The exercise: State the number of lines that hold the string "wings", with nothing added.

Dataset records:
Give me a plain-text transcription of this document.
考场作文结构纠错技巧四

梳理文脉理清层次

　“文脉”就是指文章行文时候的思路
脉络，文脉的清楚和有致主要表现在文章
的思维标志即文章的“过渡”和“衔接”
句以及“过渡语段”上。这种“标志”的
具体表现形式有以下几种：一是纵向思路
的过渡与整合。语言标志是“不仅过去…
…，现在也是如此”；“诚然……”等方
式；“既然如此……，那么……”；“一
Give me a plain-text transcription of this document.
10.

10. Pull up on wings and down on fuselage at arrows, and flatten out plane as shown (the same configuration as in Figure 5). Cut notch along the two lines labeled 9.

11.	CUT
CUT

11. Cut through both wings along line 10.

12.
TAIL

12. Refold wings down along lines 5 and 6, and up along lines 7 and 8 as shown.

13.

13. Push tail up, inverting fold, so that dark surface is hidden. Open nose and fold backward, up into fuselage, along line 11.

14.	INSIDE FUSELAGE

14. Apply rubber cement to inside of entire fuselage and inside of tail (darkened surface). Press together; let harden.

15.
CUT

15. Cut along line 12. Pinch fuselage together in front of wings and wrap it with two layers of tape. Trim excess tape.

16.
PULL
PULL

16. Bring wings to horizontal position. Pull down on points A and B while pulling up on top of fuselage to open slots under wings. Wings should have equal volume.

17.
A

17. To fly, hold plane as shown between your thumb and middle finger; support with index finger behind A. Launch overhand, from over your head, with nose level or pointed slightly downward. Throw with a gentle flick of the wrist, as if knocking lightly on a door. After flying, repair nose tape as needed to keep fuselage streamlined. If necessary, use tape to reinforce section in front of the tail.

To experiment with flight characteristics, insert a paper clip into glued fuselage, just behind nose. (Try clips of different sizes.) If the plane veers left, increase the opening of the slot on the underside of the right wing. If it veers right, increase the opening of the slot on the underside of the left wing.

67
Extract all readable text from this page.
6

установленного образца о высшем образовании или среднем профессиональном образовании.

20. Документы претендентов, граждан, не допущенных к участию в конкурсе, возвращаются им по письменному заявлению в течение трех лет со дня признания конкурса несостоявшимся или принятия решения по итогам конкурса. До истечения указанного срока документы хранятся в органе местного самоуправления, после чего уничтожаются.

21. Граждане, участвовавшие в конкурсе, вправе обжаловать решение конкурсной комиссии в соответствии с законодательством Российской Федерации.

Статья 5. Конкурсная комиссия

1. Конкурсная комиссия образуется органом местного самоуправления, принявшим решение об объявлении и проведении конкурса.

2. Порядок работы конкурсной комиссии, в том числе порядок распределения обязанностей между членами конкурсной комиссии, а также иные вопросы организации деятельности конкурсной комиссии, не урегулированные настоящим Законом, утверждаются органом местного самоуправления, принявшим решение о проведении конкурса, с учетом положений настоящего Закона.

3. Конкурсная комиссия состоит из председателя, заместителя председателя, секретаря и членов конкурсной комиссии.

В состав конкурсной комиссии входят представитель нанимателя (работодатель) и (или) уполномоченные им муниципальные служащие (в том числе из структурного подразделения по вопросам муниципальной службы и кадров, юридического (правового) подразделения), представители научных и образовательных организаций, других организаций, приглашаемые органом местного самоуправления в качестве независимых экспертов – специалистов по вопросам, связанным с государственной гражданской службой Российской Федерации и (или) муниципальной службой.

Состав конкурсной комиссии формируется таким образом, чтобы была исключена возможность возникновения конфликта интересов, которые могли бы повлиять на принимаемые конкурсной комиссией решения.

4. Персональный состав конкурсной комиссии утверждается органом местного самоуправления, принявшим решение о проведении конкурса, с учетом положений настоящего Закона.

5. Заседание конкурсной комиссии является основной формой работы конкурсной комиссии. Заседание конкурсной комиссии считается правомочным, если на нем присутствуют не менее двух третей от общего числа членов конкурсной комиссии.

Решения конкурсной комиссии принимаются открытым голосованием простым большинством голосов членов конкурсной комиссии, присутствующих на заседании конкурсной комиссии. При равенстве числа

Worked solution: 5